| EXERCISE GOAL |
Each record is to be printed again precisely as it reads.

--- start of SOURCE RECORDS ---

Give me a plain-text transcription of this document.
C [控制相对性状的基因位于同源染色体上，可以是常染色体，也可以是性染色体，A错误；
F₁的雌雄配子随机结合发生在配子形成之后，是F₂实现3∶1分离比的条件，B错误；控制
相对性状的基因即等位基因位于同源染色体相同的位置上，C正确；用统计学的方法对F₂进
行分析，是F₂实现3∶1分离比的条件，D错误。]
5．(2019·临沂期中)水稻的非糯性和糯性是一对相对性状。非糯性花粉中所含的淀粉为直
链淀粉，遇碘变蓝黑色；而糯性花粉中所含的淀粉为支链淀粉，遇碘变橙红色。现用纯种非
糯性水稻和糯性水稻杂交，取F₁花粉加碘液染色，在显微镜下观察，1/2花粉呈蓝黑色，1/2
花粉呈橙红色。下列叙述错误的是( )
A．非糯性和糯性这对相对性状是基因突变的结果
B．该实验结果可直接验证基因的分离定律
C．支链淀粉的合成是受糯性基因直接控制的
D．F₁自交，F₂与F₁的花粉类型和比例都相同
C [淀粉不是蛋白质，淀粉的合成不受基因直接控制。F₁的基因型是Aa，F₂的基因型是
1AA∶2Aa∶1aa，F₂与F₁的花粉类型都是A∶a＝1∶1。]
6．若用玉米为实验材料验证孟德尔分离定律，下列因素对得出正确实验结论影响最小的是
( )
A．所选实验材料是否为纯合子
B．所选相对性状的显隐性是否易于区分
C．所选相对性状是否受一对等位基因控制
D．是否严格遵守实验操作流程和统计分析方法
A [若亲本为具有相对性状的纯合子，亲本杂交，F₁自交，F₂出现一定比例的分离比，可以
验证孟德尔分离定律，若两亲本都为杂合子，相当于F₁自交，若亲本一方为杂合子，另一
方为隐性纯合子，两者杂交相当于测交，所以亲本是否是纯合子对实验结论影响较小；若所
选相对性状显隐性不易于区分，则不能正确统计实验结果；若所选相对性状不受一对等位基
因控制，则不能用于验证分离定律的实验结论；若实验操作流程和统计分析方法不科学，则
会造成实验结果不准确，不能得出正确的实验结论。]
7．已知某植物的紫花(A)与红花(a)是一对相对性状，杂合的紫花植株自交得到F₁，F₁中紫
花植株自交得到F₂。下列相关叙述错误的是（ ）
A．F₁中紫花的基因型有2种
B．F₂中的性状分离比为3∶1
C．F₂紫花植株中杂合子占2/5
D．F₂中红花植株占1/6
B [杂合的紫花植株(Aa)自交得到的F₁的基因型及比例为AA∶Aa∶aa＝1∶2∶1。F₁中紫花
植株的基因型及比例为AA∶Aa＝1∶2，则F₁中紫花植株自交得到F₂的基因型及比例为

--- end of SOURCE RECORDS ---

| IN RESPONSE |
Give me a plain-text transcription of this document.
C [控制相对性状的基因位于同源染色体上，可以是常染色体，也可以是性染色体，A错误；
F₁的雌雄配子随机结合发生在配子形成之后，是F₂实现3∶1分离比的条件，B错误；控制
相对性状的基因即等位基因位于同源染色体相同的位置上，C正确；用统计学的方法对F₂进
行分析，是F₂实现3∶1分离比的条件，D错误。]
5．(2019·临沂期中)水稻的非糯性和糯性是一对相对性状。非糯性花粉中所含的淀粉为直
链淀粉，遇碘变蓝黑色；而糯性花粉中所含的淀粉为支链淀粉，遇碘变橙红色。现用纯种非
糯性水稻和糯性水稻杂交，取F₁花粉加碘液染色，在显微镜下观察，1/2花粉呈蓝黑色，1/2
花粉呈橙红色。下列叙述错误的是( )
A．非糯性和糯性这对相对性状是基因突变的结果
B．该实验结果可直接验证基因的分离定律
C．支链淀粉的合成是受糯性基因直接控制的
D．F₁自交，F₂与F₁的花粉类型和比例都相同
C [淀粉不是蛋白质，淀粉的合成不受基因直接控制。F₁的基因型是Aa，F₂的基因型是
1AA∶2Aa∶1aa，F₂与F₁的花粉类型都是A∶a＝1∶1。]
6．若用玉米为实验材料验证孟德尔分离定律，下列因素对得出正确实验结论影响最小的是
( )
A．所选实验材料是否为纯合子
B．所选相对性状的显隐性是否易于区分
C．所选相对性状是否受一对等位基因控制
D．是否严格遵守实验操作流程和统计分析方法
A [若亲本为具有相对性状的纯合子，亲本杂交，F₁自交，F₂出现一定比例的分离比，可以
验证孟德尔分离定律，若两亲本都为杂合子，相当于F₁自交，若亲本一方为杂合子，另一
方为隐性纯合子，两者杂交相当于测交，所以亲本是否是纯合子对实验结论影响较小；若所
选相对性状显隐性不易于区分，则不能正确统计实验结果；若所选相对性状不受一对等位基
因控制，则不能用于验证分离定律的实验结论；若实验操作流程和统计分析方法不科学，则
会造成实验结果不准确，不能得出正确的实验结论。]
7．已知某植物的紫花(A)与红花(a)是一对相对性状，杂合的紫花植株自交得到F₁，F₁中紫
花植株自交得到F₂。下列相关叙述错误的是（ ）
A．F₁中紫花的基因型有2种
B．F₂中的性状分离比为3∶1
C．F₂紫花植株中杂合子占2/5
D．F₂中红花植株占1/6
B [杂合的紫花植株(Aa)自交得到的F₁的基因型及比例为AA∶Aa∶aa＝1∶2∶1。F₁中紫花
植株的基因型及比例为AA∶Aa＝1∶2，则F₁中紫花植株自交得到F₂的基因型及比例为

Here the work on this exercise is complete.